SET TASK:
Show each line of the data below that has the string "ships" in it.

ENTRIES SUPPLIED:
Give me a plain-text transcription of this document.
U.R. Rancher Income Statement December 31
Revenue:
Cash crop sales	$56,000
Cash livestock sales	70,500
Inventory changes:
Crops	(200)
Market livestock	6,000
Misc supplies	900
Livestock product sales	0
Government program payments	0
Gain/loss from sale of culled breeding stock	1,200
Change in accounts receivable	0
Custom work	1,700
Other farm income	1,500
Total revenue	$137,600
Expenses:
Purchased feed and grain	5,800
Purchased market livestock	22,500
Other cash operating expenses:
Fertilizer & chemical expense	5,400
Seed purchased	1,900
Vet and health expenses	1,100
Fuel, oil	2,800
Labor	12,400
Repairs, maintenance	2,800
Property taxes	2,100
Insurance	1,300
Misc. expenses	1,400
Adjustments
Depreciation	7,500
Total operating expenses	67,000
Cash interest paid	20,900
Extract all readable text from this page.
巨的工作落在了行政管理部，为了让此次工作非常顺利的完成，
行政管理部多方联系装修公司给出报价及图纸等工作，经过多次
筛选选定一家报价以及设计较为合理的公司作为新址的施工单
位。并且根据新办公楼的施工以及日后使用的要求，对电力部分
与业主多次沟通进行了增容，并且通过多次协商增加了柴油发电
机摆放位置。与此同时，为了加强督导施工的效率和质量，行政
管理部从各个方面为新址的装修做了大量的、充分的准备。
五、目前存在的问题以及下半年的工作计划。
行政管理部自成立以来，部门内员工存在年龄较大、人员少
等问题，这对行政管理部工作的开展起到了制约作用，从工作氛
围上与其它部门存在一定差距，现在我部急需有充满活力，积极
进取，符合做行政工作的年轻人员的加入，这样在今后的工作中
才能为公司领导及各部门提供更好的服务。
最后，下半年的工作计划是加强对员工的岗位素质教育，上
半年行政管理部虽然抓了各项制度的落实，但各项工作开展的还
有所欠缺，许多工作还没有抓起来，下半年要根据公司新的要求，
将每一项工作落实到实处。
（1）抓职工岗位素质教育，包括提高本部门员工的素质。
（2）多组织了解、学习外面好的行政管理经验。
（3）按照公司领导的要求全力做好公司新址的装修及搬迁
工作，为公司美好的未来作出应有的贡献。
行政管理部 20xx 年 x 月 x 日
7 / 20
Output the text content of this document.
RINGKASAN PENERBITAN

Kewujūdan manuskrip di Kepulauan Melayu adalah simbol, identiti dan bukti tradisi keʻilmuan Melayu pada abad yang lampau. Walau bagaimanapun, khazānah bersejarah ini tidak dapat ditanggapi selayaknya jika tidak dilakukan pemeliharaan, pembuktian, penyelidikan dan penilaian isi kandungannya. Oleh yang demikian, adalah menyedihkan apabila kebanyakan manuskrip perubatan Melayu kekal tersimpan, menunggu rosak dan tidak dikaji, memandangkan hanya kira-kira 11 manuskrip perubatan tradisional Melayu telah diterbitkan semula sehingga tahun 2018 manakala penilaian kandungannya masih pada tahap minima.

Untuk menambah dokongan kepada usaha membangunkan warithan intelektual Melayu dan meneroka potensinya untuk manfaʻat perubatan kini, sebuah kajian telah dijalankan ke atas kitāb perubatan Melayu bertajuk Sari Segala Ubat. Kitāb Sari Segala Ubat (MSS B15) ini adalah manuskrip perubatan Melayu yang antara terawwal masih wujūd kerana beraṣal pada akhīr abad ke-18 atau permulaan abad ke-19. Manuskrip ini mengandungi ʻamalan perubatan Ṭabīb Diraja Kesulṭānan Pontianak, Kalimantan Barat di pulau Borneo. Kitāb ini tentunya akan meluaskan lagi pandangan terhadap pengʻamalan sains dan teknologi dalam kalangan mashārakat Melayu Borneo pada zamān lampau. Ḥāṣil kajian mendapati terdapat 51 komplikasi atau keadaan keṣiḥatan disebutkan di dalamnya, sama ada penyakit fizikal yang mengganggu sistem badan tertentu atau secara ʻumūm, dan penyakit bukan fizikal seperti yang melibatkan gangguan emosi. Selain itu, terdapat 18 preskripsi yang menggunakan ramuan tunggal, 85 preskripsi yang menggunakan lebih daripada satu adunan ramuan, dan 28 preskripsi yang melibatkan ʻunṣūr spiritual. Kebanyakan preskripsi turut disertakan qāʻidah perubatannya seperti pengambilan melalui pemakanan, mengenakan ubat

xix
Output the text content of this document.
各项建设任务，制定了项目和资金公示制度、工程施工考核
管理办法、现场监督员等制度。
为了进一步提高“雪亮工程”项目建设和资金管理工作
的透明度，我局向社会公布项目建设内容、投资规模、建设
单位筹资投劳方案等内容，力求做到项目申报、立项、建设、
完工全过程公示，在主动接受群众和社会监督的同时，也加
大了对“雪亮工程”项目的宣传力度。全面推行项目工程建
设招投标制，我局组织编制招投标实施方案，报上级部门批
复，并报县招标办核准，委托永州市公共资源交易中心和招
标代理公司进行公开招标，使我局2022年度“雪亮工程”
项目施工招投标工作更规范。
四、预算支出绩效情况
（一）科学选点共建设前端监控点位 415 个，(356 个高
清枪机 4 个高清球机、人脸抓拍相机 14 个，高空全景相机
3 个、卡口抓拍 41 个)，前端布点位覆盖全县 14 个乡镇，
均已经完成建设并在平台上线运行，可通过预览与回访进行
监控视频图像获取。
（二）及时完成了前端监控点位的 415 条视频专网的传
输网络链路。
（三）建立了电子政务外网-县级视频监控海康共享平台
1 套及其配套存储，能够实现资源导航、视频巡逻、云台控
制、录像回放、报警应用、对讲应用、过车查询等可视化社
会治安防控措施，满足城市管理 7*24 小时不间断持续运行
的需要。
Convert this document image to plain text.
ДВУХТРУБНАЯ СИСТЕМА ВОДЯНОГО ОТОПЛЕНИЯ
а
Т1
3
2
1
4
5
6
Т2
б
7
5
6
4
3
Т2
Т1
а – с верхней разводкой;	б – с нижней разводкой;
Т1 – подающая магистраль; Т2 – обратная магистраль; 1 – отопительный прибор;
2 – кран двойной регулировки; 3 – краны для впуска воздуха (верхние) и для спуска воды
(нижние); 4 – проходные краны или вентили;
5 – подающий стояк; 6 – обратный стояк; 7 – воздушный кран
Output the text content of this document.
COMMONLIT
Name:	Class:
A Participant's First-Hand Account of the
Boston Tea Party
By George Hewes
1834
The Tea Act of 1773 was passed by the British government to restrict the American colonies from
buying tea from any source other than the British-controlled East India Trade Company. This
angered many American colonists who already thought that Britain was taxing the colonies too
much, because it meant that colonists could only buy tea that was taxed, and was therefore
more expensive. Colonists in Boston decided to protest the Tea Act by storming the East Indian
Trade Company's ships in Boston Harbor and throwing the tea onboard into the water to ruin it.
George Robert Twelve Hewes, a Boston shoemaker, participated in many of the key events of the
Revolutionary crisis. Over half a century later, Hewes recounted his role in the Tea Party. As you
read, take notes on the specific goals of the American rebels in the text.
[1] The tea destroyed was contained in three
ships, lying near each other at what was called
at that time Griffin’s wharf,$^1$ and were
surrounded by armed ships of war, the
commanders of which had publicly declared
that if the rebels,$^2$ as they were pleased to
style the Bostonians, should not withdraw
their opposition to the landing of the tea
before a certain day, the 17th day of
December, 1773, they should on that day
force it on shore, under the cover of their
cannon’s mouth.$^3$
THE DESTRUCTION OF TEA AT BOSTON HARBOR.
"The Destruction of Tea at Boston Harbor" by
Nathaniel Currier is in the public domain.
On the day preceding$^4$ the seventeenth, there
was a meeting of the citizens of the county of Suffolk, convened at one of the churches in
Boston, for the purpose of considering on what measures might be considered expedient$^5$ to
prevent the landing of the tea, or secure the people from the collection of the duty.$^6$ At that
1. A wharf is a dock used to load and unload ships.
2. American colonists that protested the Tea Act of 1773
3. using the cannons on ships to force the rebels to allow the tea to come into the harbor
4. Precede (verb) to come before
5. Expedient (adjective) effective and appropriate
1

FINISHED ANSWER:
Trade Company's ships in Boston Harbor and throwing the tea onboard into the water to ruin it.
ships, lying near each other at what was called
surrounded by armed ships of war, the
1. A wharf is a dock used to load and unload ships.
3. using the cannons on ships to force the rebels to allow the tea to come into the harbor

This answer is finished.